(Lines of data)
═══
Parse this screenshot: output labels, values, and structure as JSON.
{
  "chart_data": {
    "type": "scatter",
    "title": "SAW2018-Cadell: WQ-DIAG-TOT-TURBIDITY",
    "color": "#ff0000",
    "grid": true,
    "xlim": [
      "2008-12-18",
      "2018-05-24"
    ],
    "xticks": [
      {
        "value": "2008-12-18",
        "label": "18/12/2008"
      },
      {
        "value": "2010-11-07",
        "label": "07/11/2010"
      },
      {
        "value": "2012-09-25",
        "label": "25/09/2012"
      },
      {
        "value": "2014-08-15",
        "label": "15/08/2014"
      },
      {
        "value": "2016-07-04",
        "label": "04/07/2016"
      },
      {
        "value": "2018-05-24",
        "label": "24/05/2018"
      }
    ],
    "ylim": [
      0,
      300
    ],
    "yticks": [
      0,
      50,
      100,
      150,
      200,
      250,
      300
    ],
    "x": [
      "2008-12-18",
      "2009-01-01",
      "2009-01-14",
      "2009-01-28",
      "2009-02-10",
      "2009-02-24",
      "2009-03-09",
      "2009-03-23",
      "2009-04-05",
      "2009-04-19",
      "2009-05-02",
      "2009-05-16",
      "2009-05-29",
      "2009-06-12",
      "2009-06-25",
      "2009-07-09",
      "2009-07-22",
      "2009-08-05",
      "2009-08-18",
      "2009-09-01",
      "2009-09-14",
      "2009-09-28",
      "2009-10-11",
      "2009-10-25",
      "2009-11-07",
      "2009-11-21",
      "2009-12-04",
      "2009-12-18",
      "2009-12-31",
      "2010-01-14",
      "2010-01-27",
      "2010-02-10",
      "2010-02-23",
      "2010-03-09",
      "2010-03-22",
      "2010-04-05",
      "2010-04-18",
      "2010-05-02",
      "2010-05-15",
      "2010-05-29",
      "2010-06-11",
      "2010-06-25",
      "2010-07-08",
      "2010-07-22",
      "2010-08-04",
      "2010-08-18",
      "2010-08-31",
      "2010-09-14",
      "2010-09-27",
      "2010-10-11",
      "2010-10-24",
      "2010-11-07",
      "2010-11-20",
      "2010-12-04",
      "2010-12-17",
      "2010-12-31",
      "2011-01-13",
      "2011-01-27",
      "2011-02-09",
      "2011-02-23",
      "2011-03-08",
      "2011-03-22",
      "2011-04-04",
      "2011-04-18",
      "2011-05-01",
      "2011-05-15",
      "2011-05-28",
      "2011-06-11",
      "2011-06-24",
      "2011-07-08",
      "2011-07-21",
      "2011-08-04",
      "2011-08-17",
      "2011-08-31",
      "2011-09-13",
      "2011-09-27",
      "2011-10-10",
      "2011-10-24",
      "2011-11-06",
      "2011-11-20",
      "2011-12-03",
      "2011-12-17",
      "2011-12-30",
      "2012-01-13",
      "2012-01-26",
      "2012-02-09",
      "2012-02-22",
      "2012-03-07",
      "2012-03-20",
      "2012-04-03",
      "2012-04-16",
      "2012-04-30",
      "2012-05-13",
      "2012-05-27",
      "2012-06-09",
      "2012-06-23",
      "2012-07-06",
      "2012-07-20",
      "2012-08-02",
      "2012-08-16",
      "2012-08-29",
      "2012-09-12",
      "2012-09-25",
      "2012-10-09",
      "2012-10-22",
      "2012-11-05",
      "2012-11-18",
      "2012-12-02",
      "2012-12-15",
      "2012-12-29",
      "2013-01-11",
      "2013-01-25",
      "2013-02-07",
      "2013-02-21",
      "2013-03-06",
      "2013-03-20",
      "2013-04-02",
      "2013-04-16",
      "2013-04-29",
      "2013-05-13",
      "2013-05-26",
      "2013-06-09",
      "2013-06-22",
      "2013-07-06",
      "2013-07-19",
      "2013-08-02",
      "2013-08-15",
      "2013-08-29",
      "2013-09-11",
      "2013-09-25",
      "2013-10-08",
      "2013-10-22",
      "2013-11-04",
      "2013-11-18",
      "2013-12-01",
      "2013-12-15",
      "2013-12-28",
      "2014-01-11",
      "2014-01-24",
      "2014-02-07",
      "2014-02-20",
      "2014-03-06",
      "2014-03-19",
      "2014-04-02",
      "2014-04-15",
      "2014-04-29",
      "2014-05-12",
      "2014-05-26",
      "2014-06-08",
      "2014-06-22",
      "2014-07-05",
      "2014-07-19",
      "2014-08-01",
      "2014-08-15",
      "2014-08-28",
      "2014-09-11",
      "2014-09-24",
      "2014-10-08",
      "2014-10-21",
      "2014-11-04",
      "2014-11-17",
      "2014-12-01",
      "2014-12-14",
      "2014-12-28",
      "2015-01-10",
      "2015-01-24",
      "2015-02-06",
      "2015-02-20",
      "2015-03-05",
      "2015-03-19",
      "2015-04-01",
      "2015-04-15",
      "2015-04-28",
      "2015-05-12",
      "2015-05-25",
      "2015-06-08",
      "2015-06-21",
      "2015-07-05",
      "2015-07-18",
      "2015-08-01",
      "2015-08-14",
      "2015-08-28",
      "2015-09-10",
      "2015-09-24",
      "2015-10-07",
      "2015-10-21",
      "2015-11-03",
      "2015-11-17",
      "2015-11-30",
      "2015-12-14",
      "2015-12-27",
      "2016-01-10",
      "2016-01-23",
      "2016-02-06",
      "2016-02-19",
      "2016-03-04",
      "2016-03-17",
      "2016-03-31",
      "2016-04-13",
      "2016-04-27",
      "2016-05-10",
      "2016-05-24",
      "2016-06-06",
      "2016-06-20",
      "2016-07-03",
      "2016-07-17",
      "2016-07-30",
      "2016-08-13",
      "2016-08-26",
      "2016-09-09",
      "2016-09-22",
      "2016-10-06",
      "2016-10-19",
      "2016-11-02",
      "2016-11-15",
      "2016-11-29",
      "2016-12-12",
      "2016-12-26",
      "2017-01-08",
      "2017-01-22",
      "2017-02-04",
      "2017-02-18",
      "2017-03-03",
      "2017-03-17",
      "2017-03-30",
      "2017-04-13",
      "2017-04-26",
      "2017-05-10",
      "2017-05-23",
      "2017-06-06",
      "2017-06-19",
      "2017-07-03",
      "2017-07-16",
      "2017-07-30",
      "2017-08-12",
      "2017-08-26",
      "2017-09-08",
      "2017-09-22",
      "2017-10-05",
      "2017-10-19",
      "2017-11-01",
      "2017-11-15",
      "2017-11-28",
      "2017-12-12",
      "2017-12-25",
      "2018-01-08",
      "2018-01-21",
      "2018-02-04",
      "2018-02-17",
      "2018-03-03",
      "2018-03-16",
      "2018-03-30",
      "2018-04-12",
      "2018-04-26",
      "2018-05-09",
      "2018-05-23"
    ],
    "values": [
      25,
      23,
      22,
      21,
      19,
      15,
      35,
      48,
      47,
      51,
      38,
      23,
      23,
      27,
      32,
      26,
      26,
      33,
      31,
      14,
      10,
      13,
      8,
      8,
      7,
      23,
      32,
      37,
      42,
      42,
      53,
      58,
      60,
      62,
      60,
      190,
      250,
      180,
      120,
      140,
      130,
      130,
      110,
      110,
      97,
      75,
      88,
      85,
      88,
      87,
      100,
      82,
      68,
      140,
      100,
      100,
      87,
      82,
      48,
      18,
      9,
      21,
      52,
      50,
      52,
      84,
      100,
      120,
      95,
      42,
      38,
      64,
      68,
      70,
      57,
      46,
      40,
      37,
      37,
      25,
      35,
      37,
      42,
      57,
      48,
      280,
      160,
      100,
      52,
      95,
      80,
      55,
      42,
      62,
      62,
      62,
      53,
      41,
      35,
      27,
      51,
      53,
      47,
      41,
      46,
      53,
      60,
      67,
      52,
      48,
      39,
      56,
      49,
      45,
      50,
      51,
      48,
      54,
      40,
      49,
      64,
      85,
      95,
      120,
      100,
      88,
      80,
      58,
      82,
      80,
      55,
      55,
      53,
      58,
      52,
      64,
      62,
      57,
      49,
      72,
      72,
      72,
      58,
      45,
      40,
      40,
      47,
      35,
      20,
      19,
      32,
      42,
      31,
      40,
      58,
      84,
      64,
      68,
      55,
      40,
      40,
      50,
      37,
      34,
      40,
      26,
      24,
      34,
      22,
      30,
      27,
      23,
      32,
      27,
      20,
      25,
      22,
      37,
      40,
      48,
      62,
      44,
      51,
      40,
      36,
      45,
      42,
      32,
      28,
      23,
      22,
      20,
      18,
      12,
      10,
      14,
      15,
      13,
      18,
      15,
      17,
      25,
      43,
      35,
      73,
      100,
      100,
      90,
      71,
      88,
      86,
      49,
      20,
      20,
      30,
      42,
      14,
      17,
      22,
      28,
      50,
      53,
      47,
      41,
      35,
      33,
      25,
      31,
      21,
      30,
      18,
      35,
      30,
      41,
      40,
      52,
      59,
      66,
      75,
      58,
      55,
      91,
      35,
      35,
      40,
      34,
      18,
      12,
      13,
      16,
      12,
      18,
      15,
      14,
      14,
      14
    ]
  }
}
═══
Stated problem
Look through the entries above and list every line containing "values".

Answer to this task
Parse this screenshot: output labels, values, and structure as JSON.
    "values": [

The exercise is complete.